#### What to do:
Count how many lines of the material hold "Profiler". Respond with that number alone.

#### Given information:
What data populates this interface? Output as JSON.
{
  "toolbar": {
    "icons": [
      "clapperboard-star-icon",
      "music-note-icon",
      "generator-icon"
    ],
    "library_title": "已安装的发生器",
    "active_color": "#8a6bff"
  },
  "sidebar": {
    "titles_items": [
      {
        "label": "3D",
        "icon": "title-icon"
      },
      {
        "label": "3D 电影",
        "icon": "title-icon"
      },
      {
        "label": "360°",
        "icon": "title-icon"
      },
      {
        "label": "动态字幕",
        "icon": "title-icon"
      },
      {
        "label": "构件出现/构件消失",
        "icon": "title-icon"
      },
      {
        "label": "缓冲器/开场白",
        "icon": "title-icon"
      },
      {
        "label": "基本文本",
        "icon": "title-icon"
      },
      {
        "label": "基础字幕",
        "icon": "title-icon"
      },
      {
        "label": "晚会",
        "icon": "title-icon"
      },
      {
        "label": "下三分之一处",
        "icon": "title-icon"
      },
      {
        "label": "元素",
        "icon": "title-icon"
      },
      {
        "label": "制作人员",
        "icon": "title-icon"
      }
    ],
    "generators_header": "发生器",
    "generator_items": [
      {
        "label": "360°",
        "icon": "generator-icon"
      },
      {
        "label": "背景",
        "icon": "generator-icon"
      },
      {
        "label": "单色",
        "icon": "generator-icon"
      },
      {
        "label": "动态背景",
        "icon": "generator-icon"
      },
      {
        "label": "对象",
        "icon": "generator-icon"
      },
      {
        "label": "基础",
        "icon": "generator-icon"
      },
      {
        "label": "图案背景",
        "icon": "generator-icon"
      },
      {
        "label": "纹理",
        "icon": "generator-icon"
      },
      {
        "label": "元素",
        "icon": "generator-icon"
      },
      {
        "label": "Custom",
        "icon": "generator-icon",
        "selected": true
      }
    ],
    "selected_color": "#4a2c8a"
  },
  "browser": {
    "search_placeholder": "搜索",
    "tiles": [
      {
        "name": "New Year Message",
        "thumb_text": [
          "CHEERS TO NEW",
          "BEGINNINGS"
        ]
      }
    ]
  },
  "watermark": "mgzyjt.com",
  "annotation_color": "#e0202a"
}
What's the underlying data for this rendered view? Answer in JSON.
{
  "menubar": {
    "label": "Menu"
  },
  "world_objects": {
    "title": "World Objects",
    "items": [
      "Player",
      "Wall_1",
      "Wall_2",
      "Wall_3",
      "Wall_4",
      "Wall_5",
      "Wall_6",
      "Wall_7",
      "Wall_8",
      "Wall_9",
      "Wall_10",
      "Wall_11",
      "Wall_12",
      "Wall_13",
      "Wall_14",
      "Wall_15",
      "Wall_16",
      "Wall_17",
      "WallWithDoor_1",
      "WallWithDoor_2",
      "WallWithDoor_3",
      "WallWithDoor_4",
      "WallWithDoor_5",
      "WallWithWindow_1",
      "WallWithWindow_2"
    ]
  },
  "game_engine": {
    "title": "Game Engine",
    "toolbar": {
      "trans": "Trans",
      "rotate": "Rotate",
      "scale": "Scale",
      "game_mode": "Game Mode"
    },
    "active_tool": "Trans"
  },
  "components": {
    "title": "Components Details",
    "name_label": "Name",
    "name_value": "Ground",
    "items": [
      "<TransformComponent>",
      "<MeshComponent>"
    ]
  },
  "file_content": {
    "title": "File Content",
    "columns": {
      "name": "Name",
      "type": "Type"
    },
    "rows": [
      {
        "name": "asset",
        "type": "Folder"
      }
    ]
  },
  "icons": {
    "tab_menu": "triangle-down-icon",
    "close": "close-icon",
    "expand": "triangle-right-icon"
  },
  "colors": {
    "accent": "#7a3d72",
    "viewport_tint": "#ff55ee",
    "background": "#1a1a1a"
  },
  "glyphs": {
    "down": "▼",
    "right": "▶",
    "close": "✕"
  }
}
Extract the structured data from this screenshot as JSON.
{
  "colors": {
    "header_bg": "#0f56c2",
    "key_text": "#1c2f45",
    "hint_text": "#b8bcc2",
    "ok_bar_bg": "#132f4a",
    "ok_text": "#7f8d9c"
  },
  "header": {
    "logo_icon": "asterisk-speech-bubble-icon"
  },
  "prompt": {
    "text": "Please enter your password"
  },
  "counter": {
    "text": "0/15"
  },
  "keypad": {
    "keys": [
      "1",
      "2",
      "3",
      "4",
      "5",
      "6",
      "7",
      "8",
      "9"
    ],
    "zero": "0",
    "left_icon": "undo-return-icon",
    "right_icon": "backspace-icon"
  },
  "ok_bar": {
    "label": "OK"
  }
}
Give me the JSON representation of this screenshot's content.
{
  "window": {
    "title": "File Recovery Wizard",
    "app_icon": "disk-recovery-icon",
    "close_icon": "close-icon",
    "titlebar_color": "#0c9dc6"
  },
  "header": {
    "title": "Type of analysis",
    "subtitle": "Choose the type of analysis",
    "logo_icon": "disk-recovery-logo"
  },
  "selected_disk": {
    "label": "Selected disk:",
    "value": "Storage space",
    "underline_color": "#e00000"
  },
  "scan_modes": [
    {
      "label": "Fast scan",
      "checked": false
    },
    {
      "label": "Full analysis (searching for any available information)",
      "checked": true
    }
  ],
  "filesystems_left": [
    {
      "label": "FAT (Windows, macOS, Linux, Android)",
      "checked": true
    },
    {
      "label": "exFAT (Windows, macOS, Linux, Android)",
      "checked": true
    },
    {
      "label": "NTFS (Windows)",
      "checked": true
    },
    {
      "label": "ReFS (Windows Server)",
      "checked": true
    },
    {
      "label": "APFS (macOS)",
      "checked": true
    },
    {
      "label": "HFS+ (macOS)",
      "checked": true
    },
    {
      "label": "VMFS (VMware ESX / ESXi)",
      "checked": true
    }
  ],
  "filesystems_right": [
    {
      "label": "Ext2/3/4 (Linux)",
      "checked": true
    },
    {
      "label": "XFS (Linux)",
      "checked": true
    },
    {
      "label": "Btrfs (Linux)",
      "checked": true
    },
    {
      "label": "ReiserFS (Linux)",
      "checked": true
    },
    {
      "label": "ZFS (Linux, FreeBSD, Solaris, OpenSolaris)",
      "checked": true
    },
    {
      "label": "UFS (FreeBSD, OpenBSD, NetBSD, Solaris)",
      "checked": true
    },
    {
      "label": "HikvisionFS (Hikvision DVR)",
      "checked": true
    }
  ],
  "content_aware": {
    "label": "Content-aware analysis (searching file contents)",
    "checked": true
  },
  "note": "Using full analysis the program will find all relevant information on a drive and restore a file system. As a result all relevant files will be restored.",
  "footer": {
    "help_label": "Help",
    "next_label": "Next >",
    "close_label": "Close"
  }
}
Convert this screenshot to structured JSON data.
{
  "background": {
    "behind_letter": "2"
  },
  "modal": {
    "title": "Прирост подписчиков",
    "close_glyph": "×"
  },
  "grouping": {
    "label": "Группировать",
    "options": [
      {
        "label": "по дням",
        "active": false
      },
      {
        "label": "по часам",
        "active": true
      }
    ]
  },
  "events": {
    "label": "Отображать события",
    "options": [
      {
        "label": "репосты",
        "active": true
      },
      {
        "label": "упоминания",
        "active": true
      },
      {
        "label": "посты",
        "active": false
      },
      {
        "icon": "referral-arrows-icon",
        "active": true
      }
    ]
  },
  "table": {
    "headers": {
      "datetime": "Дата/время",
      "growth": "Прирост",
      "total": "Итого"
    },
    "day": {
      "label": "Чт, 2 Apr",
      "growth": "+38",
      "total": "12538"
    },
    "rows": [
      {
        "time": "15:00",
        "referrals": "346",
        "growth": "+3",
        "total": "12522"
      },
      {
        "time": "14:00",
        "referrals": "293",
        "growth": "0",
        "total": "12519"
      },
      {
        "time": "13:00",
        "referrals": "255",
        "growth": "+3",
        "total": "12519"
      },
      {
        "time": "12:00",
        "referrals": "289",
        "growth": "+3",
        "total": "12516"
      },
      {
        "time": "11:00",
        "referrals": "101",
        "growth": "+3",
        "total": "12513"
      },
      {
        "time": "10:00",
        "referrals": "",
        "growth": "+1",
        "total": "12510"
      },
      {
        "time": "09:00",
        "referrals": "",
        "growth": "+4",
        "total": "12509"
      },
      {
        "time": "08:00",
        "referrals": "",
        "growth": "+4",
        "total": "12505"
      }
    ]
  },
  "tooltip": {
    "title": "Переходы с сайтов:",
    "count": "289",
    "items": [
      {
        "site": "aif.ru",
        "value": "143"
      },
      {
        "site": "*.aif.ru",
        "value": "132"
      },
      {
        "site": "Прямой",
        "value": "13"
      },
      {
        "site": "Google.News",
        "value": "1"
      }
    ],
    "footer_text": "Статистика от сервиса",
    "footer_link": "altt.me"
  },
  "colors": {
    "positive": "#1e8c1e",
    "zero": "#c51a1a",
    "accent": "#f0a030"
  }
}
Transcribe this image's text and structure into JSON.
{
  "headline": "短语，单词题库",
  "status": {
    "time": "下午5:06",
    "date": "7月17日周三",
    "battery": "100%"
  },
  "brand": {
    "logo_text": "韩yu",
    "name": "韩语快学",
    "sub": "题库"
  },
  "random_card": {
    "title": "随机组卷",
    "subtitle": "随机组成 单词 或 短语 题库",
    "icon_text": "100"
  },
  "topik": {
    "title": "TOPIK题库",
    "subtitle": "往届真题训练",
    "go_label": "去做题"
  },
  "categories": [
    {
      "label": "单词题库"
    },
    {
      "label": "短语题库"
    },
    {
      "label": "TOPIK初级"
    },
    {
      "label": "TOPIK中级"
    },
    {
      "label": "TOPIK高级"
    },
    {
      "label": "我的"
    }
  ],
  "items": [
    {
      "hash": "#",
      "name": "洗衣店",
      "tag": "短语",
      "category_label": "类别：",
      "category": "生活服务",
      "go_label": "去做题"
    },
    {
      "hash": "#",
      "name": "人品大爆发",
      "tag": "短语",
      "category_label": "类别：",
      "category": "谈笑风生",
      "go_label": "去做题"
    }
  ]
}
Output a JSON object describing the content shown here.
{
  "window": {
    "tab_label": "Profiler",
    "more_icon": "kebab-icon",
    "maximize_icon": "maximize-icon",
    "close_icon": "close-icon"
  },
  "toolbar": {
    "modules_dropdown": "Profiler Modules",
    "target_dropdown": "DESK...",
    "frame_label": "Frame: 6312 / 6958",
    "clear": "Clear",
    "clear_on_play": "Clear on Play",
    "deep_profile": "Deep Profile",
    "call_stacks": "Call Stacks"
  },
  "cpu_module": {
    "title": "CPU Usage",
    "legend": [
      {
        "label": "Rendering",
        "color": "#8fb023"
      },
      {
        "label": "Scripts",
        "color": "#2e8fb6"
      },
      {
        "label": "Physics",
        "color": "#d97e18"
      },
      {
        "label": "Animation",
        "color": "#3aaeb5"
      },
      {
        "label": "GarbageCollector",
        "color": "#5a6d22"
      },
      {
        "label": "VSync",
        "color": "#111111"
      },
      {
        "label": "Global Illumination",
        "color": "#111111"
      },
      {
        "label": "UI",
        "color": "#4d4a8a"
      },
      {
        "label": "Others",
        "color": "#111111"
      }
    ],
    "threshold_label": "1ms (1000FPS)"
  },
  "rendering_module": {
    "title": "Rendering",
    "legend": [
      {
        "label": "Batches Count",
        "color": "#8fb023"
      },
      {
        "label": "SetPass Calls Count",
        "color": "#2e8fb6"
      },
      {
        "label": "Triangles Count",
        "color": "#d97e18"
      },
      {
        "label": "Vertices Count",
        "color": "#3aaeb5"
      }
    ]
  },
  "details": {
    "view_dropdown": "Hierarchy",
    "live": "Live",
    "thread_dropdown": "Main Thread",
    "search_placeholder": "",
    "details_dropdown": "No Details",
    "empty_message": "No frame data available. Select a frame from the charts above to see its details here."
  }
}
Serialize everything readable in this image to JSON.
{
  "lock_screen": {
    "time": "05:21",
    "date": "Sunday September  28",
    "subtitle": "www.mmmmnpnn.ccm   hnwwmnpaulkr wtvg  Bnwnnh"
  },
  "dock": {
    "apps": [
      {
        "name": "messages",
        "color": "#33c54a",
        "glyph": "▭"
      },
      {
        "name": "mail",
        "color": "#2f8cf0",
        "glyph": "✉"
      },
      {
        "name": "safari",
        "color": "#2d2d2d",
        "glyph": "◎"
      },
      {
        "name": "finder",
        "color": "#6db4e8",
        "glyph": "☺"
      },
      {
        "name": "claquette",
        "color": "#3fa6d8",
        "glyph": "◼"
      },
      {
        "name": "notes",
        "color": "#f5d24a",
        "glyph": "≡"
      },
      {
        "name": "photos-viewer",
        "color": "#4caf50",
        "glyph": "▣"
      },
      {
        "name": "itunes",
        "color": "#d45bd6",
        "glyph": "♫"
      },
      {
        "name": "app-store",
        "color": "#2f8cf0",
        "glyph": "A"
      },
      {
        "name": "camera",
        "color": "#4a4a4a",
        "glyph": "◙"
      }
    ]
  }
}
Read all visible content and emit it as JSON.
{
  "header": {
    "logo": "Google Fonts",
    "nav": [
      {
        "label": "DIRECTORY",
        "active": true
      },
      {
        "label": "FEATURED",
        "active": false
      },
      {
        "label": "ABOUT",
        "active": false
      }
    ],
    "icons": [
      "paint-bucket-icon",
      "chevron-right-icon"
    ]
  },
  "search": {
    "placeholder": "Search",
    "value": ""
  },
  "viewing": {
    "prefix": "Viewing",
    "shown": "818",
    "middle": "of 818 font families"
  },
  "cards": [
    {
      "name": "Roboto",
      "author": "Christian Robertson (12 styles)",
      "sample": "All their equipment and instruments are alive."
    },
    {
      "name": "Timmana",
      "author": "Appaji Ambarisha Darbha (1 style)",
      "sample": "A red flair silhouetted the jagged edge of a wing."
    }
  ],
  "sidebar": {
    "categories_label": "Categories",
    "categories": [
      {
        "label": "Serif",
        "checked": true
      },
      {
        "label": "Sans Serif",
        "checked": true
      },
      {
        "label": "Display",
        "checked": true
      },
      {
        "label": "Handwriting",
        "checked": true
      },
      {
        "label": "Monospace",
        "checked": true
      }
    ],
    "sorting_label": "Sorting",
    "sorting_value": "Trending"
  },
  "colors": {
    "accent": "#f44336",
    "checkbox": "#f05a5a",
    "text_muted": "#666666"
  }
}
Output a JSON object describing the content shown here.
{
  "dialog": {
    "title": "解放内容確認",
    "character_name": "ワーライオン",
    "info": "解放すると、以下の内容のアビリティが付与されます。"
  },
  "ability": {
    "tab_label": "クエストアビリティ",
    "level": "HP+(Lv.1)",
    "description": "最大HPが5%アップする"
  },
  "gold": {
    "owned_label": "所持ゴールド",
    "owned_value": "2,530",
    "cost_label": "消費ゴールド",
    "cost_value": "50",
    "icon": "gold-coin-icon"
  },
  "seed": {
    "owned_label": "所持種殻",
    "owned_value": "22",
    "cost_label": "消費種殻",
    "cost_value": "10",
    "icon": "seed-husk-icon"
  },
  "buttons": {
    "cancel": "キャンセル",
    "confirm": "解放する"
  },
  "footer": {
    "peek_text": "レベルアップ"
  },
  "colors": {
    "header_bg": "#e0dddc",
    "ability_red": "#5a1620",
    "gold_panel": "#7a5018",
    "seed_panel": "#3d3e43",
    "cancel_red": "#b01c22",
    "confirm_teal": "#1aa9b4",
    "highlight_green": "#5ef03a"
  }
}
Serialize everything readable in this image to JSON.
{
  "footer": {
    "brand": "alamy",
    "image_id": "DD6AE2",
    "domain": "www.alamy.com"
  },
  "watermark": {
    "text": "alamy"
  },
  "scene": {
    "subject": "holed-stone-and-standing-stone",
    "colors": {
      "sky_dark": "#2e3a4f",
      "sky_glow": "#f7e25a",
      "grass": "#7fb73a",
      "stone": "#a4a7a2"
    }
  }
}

#### The completed task:
2